- **Records from a collection**:

════════════════

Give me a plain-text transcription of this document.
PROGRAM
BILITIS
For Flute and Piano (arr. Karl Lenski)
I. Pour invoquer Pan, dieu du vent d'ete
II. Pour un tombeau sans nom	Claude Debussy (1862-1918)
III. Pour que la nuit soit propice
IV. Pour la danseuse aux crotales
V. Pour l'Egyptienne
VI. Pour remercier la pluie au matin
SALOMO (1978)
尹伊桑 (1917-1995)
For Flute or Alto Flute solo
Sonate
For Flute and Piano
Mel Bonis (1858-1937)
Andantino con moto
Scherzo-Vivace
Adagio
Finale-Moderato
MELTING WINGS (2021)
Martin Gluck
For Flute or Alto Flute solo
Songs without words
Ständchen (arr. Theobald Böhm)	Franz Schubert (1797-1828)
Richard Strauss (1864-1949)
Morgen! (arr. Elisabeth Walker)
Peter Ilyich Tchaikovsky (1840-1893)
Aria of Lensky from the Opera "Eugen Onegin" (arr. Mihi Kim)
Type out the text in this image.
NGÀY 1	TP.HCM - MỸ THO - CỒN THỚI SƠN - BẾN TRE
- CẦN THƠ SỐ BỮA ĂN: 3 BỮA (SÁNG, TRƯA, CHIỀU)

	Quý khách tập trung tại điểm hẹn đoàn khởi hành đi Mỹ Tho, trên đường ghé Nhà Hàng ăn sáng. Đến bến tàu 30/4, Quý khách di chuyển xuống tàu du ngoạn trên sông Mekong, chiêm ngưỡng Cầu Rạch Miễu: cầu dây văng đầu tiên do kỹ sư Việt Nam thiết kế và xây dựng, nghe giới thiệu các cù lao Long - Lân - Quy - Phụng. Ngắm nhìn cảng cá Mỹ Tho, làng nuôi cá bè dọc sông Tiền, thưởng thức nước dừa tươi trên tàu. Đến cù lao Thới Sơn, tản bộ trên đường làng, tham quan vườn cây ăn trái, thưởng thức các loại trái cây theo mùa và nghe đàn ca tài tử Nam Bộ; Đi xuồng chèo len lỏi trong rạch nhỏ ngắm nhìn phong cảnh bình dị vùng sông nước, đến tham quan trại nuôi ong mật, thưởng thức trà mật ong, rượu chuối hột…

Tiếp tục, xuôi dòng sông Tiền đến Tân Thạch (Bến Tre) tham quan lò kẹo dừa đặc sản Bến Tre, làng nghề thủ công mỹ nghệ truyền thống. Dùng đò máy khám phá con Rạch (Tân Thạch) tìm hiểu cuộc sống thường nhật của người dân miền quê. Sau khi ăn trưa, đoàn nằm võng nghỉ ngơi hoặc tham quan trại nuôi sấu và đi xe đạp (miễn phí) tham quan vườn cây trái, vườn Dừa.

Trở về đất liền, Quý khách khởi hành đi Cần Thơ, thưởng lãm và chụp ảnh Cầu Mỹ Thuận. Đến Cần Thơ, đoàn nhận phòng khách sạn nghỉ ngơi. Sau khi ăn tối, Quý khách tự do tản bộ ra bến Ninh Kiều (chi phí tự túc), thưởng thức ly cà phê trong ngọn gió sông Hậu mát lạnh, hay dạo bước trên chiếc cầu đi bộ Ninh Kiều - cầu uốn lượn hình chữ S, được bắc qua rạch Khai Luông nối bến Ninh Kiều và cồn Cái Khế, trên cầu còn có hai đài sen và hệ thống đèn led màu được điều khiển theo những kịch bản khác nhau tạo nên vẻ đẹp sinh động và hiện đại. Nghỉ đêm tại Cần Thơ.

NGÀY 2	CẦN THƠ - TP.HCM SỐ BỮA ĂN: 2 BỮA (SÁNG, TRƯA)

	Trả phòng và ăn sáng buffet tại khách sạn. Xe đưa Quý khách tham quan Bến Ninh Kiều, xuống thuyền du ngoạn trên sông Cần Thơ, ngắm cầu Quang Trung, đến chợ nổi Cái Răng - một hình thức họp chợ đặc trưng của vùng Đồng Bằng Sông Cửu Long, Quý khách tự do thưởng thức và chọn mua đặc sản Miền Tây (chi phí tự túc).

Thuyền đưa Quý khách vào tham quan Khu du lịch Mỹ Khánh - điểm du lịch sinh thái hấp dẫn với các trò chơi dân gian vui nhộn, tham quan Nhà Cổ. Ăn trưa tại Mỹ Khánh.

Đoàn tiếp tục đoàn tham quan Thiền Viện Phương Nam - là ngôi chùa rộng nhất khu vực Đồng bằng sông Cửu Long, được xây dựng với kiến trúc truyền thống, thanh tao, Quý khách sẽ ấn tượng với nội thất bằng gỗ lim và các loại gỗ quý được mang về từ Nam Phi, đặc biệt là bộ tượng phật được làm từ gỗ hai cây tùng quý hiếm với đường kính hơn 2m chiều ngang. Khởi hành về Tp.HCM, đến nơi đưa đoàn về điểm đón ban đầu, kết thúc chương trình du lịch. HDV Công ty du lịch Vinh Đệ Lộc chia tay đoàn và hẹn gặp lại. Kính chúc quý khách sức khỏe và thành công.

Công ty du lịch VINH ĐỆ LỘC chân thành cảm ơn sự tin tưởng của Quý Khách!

════════════════

- **Written exercise**:
Filter the records down to the lines that contain the string "Piano", and copy those lines.

- **Complete answer**:
For Flute and Piano (arr. Karl Lenski)
For Flute and Piano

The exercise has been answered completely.